Stated task
Extract all lines that hold the string "grid".

■ ■ ■ ■ ■ ■ ■

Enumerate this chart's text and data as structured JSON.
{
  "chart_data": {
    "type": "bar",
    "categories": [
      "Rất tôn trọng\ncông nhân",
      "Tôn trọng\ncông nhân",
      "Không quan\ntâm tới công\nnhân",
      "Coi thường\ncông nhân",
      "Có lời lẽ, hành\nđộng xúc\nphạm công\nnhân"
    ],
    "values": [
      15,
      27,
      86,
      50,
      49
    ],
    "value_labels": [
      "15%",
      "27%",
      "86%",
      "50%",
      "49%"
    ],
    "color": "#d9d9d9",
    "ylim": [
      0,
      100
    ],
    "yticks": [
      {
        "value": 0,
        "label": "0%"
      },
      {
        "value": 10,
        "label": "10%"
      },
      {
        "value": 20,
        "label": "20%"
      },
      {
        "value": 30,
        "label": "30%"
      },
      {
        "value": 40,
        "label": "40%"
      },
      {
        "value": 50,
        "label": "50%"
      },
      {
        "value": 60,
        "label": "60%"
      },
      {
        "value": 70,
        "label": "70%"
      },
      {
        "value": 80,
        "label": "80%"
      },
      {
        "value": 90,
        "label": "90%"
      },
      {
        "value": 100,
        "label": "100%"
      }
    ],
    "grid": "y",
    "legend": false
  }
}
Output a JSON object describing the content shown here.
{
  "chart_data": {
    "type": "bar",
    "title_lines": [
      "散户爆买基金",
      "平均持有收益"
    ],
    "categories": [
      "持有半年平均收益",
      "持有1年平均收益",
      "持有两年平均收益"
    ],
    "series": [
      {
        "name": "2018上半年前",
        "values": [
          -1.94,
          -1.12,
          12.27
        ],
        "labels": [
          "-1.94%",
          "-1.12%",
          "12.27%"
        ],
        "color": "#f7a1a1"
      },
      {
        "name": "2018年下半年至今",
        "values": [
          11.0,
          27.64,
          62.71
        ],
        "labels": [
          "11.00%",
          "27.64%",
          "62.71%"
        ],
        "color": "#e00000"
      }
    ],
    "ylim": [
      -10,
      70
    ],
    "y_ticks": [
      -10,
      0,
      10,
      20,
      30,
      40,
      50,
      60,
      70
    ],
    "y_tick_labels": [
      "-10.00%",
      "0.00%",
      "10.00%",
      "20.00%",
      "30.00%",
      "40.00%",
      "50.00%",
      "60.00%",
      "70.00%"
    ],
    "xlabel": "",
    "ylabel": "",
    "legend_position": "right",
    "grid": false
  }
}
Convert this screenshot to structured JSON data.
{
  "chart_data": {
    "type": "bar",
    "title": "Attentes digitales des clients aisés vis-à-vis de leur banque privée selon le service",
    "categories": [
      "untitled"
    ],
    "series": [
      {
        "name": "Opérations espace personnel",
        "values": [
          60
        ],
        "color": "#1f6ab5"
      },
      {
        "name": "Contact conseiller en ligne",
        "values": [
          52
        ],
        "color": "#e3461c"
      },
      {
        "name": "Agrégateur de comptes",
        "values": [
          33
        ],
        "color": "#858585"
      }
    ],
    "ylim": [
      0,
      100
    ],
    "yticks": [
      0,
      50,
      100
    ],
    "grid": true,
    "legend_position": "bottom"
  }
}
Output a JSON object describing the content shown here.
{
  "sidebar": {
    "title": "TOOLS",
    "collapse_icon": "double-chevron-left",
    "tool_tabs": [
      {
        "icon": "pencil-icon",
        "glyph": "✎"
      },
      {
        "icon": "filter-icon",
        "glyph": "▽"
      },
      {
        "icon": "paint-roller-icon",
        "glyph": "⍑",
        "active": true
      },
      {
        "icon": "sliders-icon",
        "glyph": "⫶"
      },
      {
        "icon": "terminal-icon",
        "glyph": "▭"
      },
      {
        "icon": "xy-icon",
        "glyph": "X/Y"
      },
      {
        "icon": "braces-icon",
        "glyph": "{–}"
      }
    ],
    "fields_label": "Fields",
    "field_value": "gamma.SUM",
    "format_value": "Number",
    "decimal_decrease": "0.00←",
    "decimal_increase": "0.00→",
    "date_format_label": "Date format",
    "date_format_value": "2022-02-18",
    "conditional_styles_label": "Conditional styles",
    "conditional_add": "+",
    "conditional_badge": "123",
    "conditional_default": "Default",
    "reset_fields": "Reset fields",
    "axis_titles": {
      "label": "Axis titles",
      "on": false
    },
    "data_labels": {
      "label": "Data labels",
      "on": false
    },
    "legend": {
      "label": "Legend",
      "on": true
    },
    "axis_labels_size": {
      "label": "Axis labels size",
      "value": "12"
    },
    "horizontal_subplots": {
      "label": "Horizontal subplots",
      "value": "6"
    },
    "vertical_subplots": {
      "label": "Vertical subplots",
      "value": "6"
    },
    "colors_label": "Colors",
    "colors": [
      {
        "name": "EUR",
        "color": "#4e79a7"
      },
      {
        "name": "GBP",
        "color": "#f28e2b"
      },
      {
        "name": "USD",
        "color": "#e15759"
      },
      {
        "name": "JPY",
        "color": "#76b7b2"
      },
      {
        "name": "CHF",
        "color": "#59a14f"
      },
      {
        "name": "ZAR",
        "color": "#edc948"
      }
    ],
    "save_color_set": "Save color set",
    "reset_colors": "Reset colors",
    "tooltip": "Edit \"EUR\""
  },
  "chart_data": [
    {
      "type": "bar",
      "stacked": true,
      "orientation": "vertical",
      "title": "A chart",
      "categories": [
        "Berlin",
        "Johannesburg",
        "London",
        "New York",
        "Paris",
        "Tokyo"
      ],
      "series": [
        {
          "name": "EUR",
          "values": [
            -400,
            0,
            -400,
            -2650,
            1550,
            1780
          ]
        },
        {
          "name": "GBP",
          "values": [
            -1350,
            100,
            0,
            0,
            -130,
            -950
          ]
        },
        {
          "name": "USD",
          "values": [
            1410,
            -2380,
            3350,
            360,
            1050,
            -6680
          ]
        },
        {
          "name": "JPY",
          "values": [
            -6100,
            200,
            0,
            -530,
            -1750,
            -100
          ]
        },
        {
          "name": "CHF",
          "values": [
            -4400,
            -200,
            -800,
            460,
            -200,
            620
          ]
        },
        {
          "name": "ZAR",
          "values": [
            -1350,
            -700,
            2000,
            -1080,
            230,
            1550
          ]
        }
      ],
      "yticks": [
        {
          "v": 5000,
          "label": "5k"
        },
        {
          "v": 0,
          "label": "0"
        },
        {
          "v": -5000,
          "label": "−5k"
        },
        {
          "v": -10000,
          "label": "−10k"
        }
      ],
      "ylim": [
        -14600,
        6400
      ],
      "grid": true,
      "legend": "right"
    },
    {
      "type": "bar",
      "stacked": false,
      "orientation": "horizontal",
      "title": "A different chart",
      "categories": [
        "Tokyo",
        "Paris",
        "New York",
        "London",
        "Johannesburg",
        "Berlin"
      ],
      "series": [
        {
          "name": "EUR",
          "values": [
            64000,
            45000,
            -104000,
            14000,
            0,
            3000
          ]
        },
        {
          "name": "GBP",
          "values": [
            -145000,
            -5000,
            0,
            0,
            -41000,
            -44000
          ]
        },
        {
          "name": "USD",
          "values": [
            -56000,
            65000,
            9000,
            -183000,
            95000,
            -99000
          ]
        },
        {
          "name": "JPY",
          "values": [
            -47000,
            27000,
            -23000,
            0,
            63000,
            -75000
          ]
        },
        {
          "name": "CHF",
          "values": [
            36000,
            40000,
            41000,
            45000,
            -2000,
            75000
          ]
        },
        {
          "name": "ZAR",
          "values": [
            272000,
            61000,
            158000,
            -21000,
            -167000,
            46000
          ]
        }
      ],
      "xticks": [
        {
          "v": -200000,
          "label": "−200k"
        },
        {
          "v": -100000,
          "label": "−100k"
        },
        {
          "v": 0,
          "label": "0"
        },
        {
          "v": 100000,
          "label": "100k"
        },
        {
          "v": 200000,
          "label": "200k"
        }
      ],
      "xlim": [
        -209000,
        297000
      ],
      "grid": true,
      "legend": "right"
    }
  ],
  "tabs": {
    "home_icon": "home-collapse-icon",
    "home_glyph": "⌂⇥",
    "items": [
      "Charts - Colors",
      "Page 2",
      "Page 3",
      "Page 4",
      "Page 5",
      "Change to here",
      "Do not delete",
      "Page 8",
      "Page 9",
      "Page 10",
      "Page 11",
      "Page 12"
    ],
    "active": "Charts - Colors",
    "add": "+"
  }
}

■ ■ ■ ■ ■ ■ ■

Finished answer
    "grid": "y",
    "grid": false
    "grid": true,
      "grid": true,
      "grid": true,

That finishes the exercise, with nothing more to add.